PROBLEM DESCRIPTION: Without including any pictures, copy each entry below exactly.

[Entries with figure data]
++++++++
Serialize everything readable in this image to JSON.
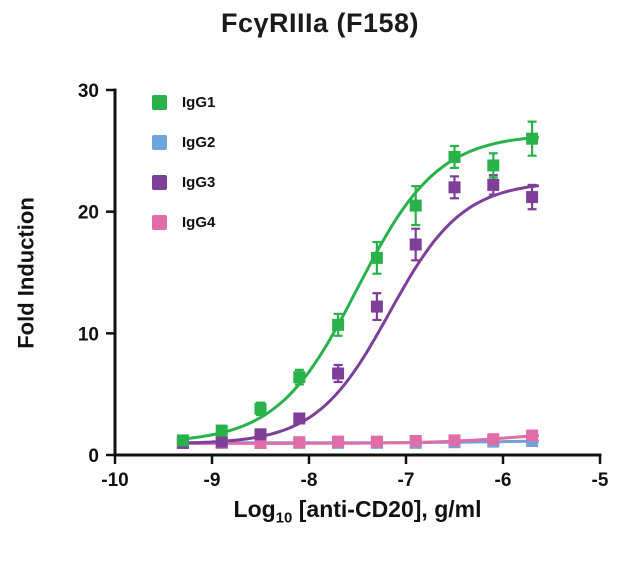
{
  "chart_data": {
    "type": "scatter",
    "subtype": "dose-response-curves",
    "title": "FcγRIIIa (F158)",
    "ylabel": "Fold Induction",
    "xlabel_parts": [
      "Log",
      "10",
      " [anti-CD20], g/ml"
    ],
    "xlabel_full": "Log10 [anti-CD20], g/ml",
    "xlim": [
      -10,
      -5
    ],
    "ylim": [
      0,
      30
    ],
    "x_ticks": [
      -10,
      -9,
      -8,
      -7,
      -6,
      -5
    ],
    "y_ticks": [
      0,
      10,
      20,
      30
    ],
    "grid": false,
    "legend_position": "top-left-inside",
    "marker": "square",
    "axis_color": "#111111",
    "x": [
      -9.3,
      -8.9,
      -8.5,
      -8.1,
      -7.7,
      -7.3,
      -6.9,
      -6.5,
      -6.1,
      -5.7
    ],
    "series": [
      {
        "name": "IgG1",
        "color": "#29B24A",
        "values": [
          1.2,
          2.0,
          3.8,
          6.4,
          10.7,
          16.2,
          20.5,
          24.5,
          23.8,
          26.0
        ],
        "errors": [
          0.3,
          0.4,
          0.5,
          0.6,
          0.9,
          1.3,
          1.6,
          0.9,
          1.0,
          1.4
        ],
        "fit": {
          "bottom": 1.0,
          "top": 26.4,
          "logEC50": -7.5,
          "hill": 1.05
        }
      },
      {
        "name": "IgG2",
        "color": "#6FA3DB",
        "values": [
          1.0,
          1.0,
          1.0,
          1.0,
          1.0,
          1.0,
          1.0,
          1.05,
          1.1,
          1.15
        ],
        "errors": [
          0.15,
          0.1,
          0.1,
          0.1,
          0.1,
          0.15,
          0.1,
          0.15,
          0.15,
          0.2
        ],
        "fit": {
          "bottom": 1.0,
          "top": 1.2,
          "logEC50": -6.0,
          "hill": 1.0
        }
      },
      {
        "name": "IgG3",
        "color": "#7D3F98",
        "values": [
          1.0,
          1.1,
          1.7,
          3.0,
          6.7,
          12.2,
          17.3,
          22.0,
          22.2,
          21.2
        ],
        "errors": [
          0.2,
          0.2,
          0.3,
          0.4,
          0.7,
          1.1,
          1.3,
          0.9,
          0.8,
          1.0
        ],
        "fit": {
          "bottom": 0.9,
          "top": 22.5,
          "logEC50": -7.17,
          "hill": 1.15
        }
      },
      {
        "name": "IgG4",
        "color": "#E06CA8",
        "values": [
          1.0,
          1.0,
          1.0,
          1.05,
          1.1,
          1.1,
          1.15,
          1.2,
          1.3,
          1.6
        ],
        "errors": [
          0.15,
          0.1,
          0.1,
          0.1,
          0.1,
          0.1,
          0.15,
          0.2,
          0.2,
          0.3
        ],
        "fit": {
          "bottom": 0.95,
          "top": 2.0,
          "logEC50": -5.85,
          "hill": 1.0
        }
      }
    ]
  }
}
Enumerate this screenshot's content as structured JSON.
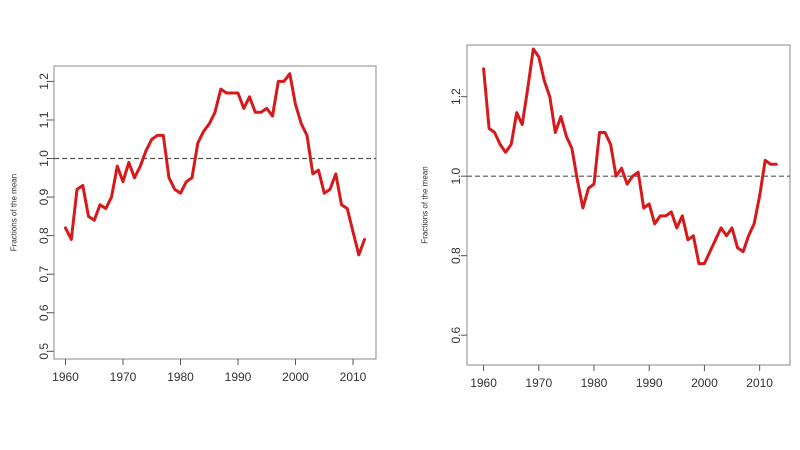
{
  "chart_data": [
    {
      "type": "line",
      "ylabel": "Fractions of the mean",
      "xlabel": "",
      "xlim": [
        1958,
        2014
      ],
      "ylim": [
        0.48,
        1.24
      ],
      "xticks": [
        1960,
        1970,
        1980,
        1990,
        2000,
        2010
      ],
      "yticks": [
        0.5,
        0.6,
        0.7,
        0.8,
        0.9,
        1.0,
        1.1,
        1.2
      ],
      "ytick_labels": [
        "0.5",
        "0.6",
        "0.7",
        "0.8",
        "0.9",
        "1.0",
        "1.1",
        "1.2"
      ],
      "reference_line": 1.0,
      "grid": false,
      "series": [
        {
          "color": "#d7191c",
          "x": [
            1960,
            1961,
            1962,
            1963,
            1964,
            1965,
            1966,
            1967,
            1968,
            1969,
            1970,
            1971,
            1972,
            1973,
            1974,
            1975,
            1976,
            1977,
            1978,
            1979,
            1980,
            1981,
            1982,
            1983,
            1984,
            1985,
            1986,
            1987,
            1988,
            1989,
            1990,
            1991,
            1992,
            1993,
            1994,
            1995,
            1996,
            1997,
            1998,
            1999,
            2000,
            2001,
            2002,
            2003,
            2004,
            2005,
            2006,
            2007,
            2008,
            2009,
            2010,
            2011,
            2012
          ],
          "y": [
            0.82,
            0.79,
            0.92,
            0.93,
            0.85,
            0.84,
            0.88,
            0.87,
            0.9,
            0.98,
            0.94,
            0.99,
            0.95,
            0.98,
            1.02,
            1.05,
            1.06,
            1.06,
            0.95,
            0.92,
            0.91,
            0.94,
            0.95,
            1.04,
            1.07,
            1.09,
            1.12,
            1.18,
            1.17,
            1.17,
            1.17,
            1.13,
            1.16,
            1.12,
            1.12,
            1.13,
            1.11,
            1.2,
            1.2,
            1.22,
            1.14,
            1.09,
            1.06,
            0.96,
            0.97,
            0.91,
            0.92,
            0.96,
            0.88,
            0.87,
            0.81,
            0.75,
            0.79
          ]
        }
      ]
    },
    {
      "type": "line",
      "ylabel": "Fractions of the mean",
      "xlabel": "",
      "xlim": [
        1957,
        2015.5
      ],
      "ylim": [
        0.525,
        1.33
      ],
      "xticks": [
        1960,
        1970,
        1980,
        1990,
        2000,
        2010
      ],
      "yticks": [
        0.6,
        0.8,
        1.0,
        1.2
      ],
      "ytick_labels": [
        "0.6",
        "0.8",
        "1.0",
        "1.2"
      ],
      "reference_line": 1.0,
      "grid": false,
      "series": [
        {
          "color": "#d7191c",
          "x": [
            1960,
            1961,
            1962,
            1963,
            1964,
            1965,
            1966,
            1967,
            1968,
            1969,
            1970,
            1971,
            1972,
            1973,
            1974,
            1975,
            1976,
            1977,
            1978,
            1979,
            1980,
            1981,
            1982,
            1983,
            1984,
            1985,
            1986,
            1987,
            1988,
            1989,
            1990,
            1991,
            1992,
            1993,
            1994,
            1995,
            1996,
            1997,
            1998,
            1999,
            2000,
            2001,
            2002,
            2003,
            2004,
            2005,
            2006,
            2007,
            2008,
            2009,
            2010,
            2011,
            2012,
            2013
          ],
          "y": [
            1.27,
            1.12,
            1.11,
            1.08,
            1.06,
            1.08,
            1.16,
            1.13,
            1.22,
            1.32,
            1.3,
            1.24,
            1.2,
            1.11,
            1.15,
            1.1,
            1.07,
            0.99,
            0.92,
            0.97,
            0.98,
            1.11,
            1.11,
            1.08,
            1.0,
            1.02,
            0.98,
            1.0,
            1.01,
            0.92,
            0.93,
            0.88,
            0.9,
            0.9,
            0.91,
            0.87,
            0.9,
            0.84,
            0.85,
            0.78,
            0.78,
            0.81,
            0.84,
            0.87,
            0.85,
            0.87,
            0.82,
            0.81,
            0.85,
            0.88,
            0.95,
            1.04,
            1.03,
            1.03
          ]
        }
      ]
    }
  ],
  "panels": [
    {
      "name": "left-panel"
    },
    {
      "name": "right-panel"
    }
  ]
}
++++++++
WRITTEN SOLUTION:
Serialize everything readable in this image to JSON.
{
  "chart_data": {
    "type": "scatter",
    "subtype": "dose-response-curves",
    "title": "FcγRIIIa (F158)",
    "ylabel": "Fold Induction",
    "xlabel_parts": [
      "Log",
      "10",
      " [anti-CD20], g/ml"
    ],
    "xlabel_full": "Log10 [anti-CD20], g/ml",
    "xlim": [
      -10,
      -5
    ],
    "ylim": [
      0,
      30
    ],
    "x_ticks": [
      -10,
      -9,
      -8,
      -7,
      -6,
      -5
    ],
    "y_ticks": [
      0,
      10,
      20,
      30
    ],
    "grid": false,
    "legend_position": "top-left-inside",
    "marker": "square",
    "axis_color": "#111111",
    "x": [
      -9.3,
      -8.9,
      -8.5,
      -8.1,
      -7.7,
      -7.3,
      -6.9,
      -6.5,
      -6.1,
      -5.7
    ],
    "series": [
      {
        "name": "IgG1",
        "color": "#29B24A",
        "values": [
          1.2,
          2.0,
          3.8,
          6.4,
          10.7,
          16.2,
          20.5,
          24.5,
          23.8,
          26.0
        ],
        "errors": [
          0.3,
          0.4,
          0.5,
          0.6,
          0.9,
          1.3,
          1.6,
          0.9,
          1.0,
          1.4
        ],
        "fit": {
          "bottom": 1.0,
          "top": 26.4,
          "logEC50": -7.5,
          "hill": 1.05
        }
      },
      {
        "name": "IgG2",
        "color": "#6FA3DB",
        "values": [
          1.0,
          1.0,
          1.0,
          1.0,
          1.0,
          1.0,
          1.0,
          1.05,
          1.1,
          1.15
        ],
        "errors": [
          0.15,
          0.1,
          0.1,
          0.1,
          0.1,
          0.15,
          0.1,
          0.15,
          0.15,
          0.2
        ],
        "fit": {
          "bottom": 1.0,
          "top": 1.2,
          "logEC50": -6.0,
          "hill": 1.0
        }
      },
      {
        "name": "IgG3",
        "color": "#7D3F98",
        "values": [
          1.0,
          1.1,
          1.7,
          3.0,
          6.7,
          12.2,
          17.3,
          22.0,
          22.2,
          21.2
        ],
        "errors": [
          0.2,
          0.2,
          0.3,
          0.4,
          0.7,
          1.1,
          1.3,
          0.9,
          0.8,
          1.0
        ],
        "fit": {
          "bottom": 0.9,
          "top": 22.5,
          "logEC50": -7.17,
          "hill": 1.15
        }
      },
      {
        "name": "IgG4",
        "color": "#E06CA8",
        "values": [
          1.0,
          1.0,
          1.0,
          1.05,
          1.1,
          1.1,
          1.15,
          1.2,
          1.3,
          1.6
        ],
        "errors": [
          0.15,
          0.1,
          0.1,
          0.1,
          0.1,
          0.1,
          0.15,
          0.2,
          0.2,
          0.3
        ],
        "fit": {
          "bottom": 0.95,
          "top": 2.0,
          "logEC50": -5.85,
          "hill": 1.0
        }
      }
    ]
  }
}
Enumerate this screenshot's content as structured JSON.
{
  "chart_data": [
    {
      "type": "line",
      "ylabel": "Fractions of the mean",
      "xlabel": "",
      "xlim": [
        1958,
        2014
      ],
      "ylim": [
        0.48,
        1.24
      ],
      "xticks": [
        1960,
        1970,
        1980,
        1990,
        2000,
        2010
      ],
      "yticks": [
        0.5,
        0.6,
        0.7,
        0.8,
        0.9,
        1.0,
        1.1,
        1.2
      ],
      "ytick_labels": [
        "0.5",
        "0.6",
        "0.7",
        "0.8",
        "0.9",
        "1.0",
        "1.1",
        "1.2"
      ],
      "reference_line": 1.0,
      "grid": false,
      "series": [
        {
          "color": "#d7191c",
          "x": [
            1960,
            1961,
            1962,
            1963,
            1964,
            1965,
            1966,
            1967,
            1968,
            1969,
            1970,
            1971,
            1972,
            1973,
            1974,
            1975,
            1976,
            1977,
            1978,
            1979,
            1980,
            1981,
            1982,
            1983,
            1984,
            1985,
            1986,
            1987,
            1988,
            1989,
            1990,
            1991,
            1992,
            1993,
            1994,
            1995,
            1996,
            1997,
            1998,
            1999,
            2000,
            2001,
            2002,
            2003,
            2004,
            2005,
            2006,
            2007,
            2008,
            2009,
            2010,
            2011,
            2012
          ],
          "y": [
            0.82,
            0.79,
            0.92,
            0.93,
            0.85,
            0.84,
            0.88,
            0.87,
            0.9,
            0.98,
            0.94,
            0.99,
            0.95,
            0.98,
            1.02,
            1.05,
            1.06,
            1.06,
            0.95,
            0.92,
            0.91,
            0.94,
            0.95,
            1.04,
            1.07,
            1.09,
            1.12,
            1.18,
            1.17,
            1.17,
            1.17,
            1.13,
            1.16,
            1.12,
            1.12,
            1.13,
            1.11,
            1.2,
            1.2,
            1.22,
            1.14,
            1.09,
            1.06,
            0.96,
            0.97,
            0.91,
            0.92,
            0.96,
            0.88,
            0.87,
            0.81,
            0.75,
            0.79
          ]
        }
      ]
    },
    {
      "type": "line",
      "ylabel": "Fractions of the mean",
      "xlabel": "",
      "xlim": [
        1957,
        2015.5
      ],
      "ylim": [
        0.525,
        1.33
      ],
      "xticks": [
        1960,
        1970,
        1980,
        1990,
        2000,
        2010
      ],
      "yticks": [
        0.6,
        0.8,
        1.0,
        1.2
      ],
      "ytick_labels": [
        "0.6",
        "0.8",
        "1.0",
        "1.2"
      ],
      "reference_line": 1.0,
      "grid": false,
      "series": [
        {
          "color": "#d7191c",
          "x": [
            1960,
            1961,
            1962,
            1963,
            1964,
            1965,
            1966,
            1967,
            1968,
            1969,
            1970,
            1971,
            1972,
            1973,
            1974,
            1975,
            1976,
            1977,
            1978,
            1979,
            1980,
            1981,
            1982,
            1983,
            1984,
            1985,
            1986,
            1987,
            1988,
            1989,
            1990,
            1991,
            1992,
            1993,
            1994,
            1995,
            1996,
            1997,
            1998,
            1999,
            2000,
            2001,
            2002,
            2003,
            2004,
            2005,
            2006,
            2007,
            2008,
            2009,
            2010,
            2011,
            2012,
            2013
          ],
          "y": [
            1.27,
            1.12,
            1.11,
            1.08,
            1.06,
            1.08,
            1.16,
            1.13,
            1.22,
            1.32,
            1.3,
            1.24,
            1.2,
            1.11,
            1.15,
            1.1,
            1.07,
            0.99,
            0.92,
            0.97,
            0.98,
            1.11,
            1.11,
            1.08,
            1.0,
            1.02,
            0.98,
            1.0,
            1.01,
            0.92,
            0.93,
            0.88,
            0.9,
            0.9,
            0.91,
            0.87,
            0.9,
            0.84,
            0.85,
            0.78,
            0.78,
            0.81,
            0.84,
            0.87,
            0.85,
            0.87,
            0.82,
            0.81,
            0.85,
            0.88,
            0.95,
            1.04,
            1.03,
            1.03
          ]
        }
      ]
    }
  ],
  "panels": [
    {
      "name": "left-panel"
    },
    {
      "name": "right-panel"
    }
  ]
}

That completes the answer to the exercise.